Return, word for word, every line that follows.

Data records
»»
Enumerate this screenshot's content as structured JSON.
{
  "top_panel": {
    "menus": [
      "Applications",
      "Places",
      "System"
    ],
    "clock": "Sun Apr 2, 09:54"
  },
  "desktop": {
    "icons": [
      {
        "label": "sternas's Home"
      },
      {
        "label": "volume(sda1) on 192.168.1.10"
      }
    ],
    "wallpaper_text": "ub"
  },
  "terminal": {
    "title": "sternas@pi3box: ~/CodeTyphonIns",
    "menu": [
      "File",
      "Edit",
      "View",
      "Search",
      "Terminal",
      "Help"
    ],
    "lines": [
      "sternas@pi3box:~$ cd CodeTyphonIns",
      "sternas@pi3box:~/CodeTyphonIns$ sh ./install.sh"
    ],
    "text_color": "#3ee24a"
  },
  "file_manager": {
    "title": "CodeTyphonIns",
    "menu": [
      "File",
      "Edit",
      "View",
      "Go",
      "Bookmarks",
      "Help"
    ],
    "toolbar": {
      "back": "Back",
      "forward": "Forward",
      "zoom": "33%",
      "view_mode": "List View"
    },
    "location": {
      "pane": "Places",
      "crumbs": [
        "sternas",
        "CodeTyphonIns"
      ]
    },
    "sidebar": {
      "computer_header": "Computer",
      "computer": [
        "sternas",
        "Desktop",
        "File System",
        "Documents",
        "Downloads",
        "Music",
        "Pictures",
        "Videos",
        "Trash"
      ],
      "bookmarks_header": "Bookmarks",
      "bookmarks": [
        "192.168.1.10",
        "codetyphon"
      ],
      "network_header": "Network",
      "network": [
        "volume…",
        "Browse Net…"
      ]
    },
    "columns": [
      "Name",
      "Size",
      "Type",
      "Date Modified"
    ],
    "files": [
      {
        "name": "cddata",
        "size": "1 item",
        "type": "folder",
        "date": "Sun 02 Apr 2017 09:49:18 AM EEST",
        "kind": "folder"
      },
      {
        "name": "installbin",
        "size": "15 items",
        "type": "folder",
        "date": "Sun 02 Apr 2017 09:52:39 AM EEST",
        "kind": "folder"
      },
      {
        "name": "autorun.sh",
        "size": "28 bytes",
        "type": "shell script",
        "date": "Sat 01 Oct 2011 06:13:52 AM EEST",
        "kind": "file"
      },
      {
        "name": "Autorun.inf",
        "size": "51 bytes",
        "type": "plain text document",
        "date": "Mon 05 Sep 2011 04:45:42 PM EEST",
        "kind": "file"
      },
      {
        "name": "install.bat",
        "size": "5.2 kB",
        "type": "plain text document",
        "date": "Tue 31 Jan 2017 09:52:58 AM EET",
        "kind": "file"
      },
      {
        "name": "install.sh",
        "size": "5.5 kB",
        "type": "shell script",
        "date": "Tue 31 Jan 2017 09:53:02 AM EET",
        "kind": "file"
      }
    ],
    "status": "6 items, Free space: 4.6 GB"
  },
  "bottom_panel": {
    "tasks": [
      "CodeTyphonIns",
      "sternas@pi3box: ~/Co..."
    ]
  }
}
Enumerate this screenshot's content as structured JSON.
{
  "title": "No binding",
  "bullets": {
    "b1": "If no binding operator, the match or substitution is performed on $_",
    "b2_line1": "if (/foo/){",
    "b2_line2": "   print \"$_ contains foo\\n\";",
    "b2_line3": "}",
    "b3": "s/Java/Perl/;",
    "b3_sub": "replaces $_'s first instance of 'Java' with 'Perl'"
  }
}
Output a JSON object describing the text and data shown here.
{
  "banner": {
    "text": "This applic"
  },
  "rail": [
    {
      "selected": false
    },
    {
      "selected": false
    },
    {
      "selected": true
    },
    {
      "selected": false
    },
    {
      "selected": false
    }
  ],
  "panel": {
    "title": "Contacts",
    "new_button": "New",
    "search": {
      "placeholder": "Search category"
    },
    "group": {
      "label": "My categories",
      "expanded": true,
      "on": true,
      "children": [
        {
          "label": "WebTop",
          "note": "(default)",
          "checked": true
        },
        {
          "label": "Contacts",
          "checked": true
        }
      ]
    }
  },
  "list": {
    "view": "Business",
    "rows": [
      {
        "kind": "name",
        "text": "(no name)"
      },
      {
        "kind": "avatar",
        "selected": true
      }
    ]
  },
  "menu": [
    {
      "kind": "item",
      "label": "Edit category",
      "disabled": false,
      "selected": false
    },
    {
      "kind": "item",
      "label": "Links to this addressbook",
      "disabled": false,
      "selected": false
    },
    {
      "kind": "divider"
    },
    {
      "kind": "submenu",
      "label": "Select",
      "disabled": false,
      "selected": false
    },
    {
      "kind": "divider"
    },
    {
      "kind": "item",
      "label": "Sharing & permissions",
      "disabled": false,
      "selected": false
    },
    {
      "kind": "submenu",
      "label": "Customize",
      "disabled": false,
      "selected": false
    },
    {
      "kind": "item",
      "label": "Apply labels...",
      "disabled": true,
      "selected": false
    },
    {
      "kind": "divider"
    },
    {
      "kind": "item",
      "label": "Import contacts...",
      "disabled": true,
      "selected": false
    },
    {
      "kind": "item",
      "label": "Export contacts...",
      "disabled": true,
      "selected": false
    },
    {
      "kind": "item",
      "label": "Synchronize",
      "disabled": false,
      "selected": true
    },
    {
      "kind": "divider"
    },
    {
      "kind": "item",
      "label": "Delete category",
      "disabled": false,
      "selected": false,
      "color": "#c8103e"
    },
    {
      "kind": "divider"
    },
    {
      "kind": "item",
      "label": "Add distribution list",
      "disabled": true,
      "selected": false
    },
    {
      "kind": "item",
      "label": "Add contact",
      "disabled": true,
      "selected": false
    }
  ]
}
««
■ Reply
Enumerate this screenshot's content as structured JSON.
{
  "top_panel": {
    "menus": [
      "Applications",
      "Places",
      "System"
    ],
    "clock": "Sun Apr 2, 09:54"
  },
  "desktop": {
    "icons": [
      {
        "label": "sternas's Home"
      },
      {
        "label": "volume(sda1) on 192.168.1.10"
      }
    ],
    "wallpaper_text": "ub"
  },
  "terminal": {
    "title": "sternas@pi3box: ~/CodeTyphonIns",
    "menu": [
      "File",
      "Edit",
      "View",
      "Search",
      "Terminal",
      "Help"
    ],
    "lines": [
      "sternas@pi3box:~$ cd CodeTyphonIns",
      "sternas@pi3box:~/CodeTyphonIns$ sh ./install.sh"
    ],
    "text_color": "#3ee24a"
  },
  "file_manager": {
    "title": "CodeTyphonIns",
    "menu": [
      "File",
      "Edit",
      "View",
      "Go",
      "Bookmarks",
      "Help"
    ],
    "toolbar": {
      "back": "Back",
      "forward": "Forward",
      "zoom": "33%",
      "view_mode": "List View"
    },
    "location": {
      "pane": "Places",
      "crumbs": [
        "sternas",
        "CodeTyphonIns"
      ]
    },
    "sidebar": {
      "computer_header": "Computer",
      "computer": [
        "sternas",
        "Desktop",
        "File System",
        "Documents",
        "Downloads",
        "Music",
        "Pictures",
        "Videos",
        "Trash"
      ],
      "bookmarks_header": "Bookmarks",
      "bookmarks": [
        "192.168.1.10",
        "codetyphon"
      ],
      "network_header": "Network",
      "network": [
        "volume…",
        "Browse Net…"
      ]
    },
    "columns": [
      "Name",
      "Size",
      "Type",
      "Date Modified"
    ],
    "files": [
      {
        "name": "cddata",
        "size": "1 item",
        "type": "folder",
        "date": "Sun 02 Apr 2017 09:49:18 AM EEST",
        "kind": "folder"
      },
      {
        "name": "installbin",
        "size": "15 items",
        "type": "folder",
        "date": "Sun 02 Apr 2017 09:52:39 AM EEST",
        "kind": "folder"
      },
      {
        "name": "autorun.sh",
        "size": "28 bytes",
        "type": "shell script",
        "date": "Sat 01 Oct 2011 06:13:52 AM EEST",
        "kind": "file"
      },
      {
        "name": "Autorun.inf",
        "size": "51 bytes",
        "type": "plain text document",
        "date": "Mon 05 Sep 2011 04:45:42 PM EEST",
        "kind": "file"
      },
      {
        "name": "install.bat",
        "size": "5.2 kB",
        "type": "plain text document",
        "date": "Tue 31 Jan 2017 09:52:58 AM EET",
        "kind": "file"
      },
      {
        "name": "install.sh",
        "size": "5.5 kB",
        "type": "shell script",
        "date": "Tue 31 Jan 2017 09:53:02 AM EET",
        "kind": "file"
      }
    ],
    "status": "6 items, Free space: 4.6 GB"
  },
  "bottom_panel": {
    "tasks": [
      "CodeTyphonIns",
      "sternas@pi3box: ~/Co..."
    ]
  }
}
Enumerate this screenshot's content as structured JSON.
{
  "title": "No binding",
  "bullets": {
    "b1": "If no binding operator, the match or substitution is performed on $_",
    "b2_line1": "if (/foo/){",
    "b2_line2": "   print \"$_ contains foo\\n\";",
    "b2_line3": "}",
    "b3": "s/Java/Perl/;",
    "b3_sub": "replaces $_'s first instance of 'Java' with 'Perl'"
  }
}
Output a JSON object describing the text and data shown here.
{
  "banner": {
    "text": "This applic"
  },
  "rail": [
    {
      "selected": false
    },
    {
      "selected": false
    },
    {
      "selected": true
    },
    {
      "selected": false
    },
    {
      "selected": false
    }
  ],
  "panel": {
    "title": "Contacts",
    "new_button": "New",
    "search": {
      "placeholder": "Search category"
    },
    "group": {
      "label": "My categories",
      "expanded": true,
      "on": true,
      "children": [
        {
          "label": "WebTop",
          "note": "(default)",
          "checked": true
        },
        {
          "label": "Contacts",
          "checked": true
        }
      ]
    }
  },
  "list": {
    "view": "Business",
    "rows": [
      {
        "kind": "name",
        "text": "(no name)"
      },
      {
        "kind": "avatar",
        "selected": true
      }
    ]
  },
  "menu": [
    {
      "kind": "item",
      "label": "Edit category",
      "disabled": false,
      "selected": false
    },
    {
      "kind": "item",
      "label": "Links to this addressbook",
      "disabled": false,
      "selected": false
    },
    {
      "kind": "divider"
    },
    {
      "kind": "submenu",
      "label": "Select",
      "disabled": false,
      "selected": false
    },
    {
      "kind": "divider"
    },
    {
      "kind": "item",
      "label": "Sharing & permissions",
      "disabled": false,
      "selected": false
    },
    {
      "kind": "submenu",
      "label": "Customize",
      "disabled": false,
      "selected": false
    },
    {
      "kind": "item",
      "label": "Apply labels...",
      "disabled": true,
      "selected": false
    },
    {
      "kind": "divider"
    },
    {
      "kind": "item",
      "label": "Import contacts...",
      "disabled": true,
      "selected": false
    },
    {
      "kind": "item",
      "label": "Export contacts...",
      "disabled": true,
      "selected": false
    },
    {
      "kind": "item",
      "label": "Synchronize",
      "disabled": false,
      "selected": true
    },
    {
      "kind": "divider"
    },
    {
      "kind": "item",
      "label": "Delete category",
      "disabled": false,
      "selected": false,
      "color": "#c8103e"
    },
    {
      "kind": "divider"
    },
    {
      "kind": "item",
      "label": "Add distribution list",
      "disabled": true,
      "selected": false
    },
    {
      "kind": "item",
      "label": "Add contact",
      "disabled": true,
      "selected": false
    }
  ]
}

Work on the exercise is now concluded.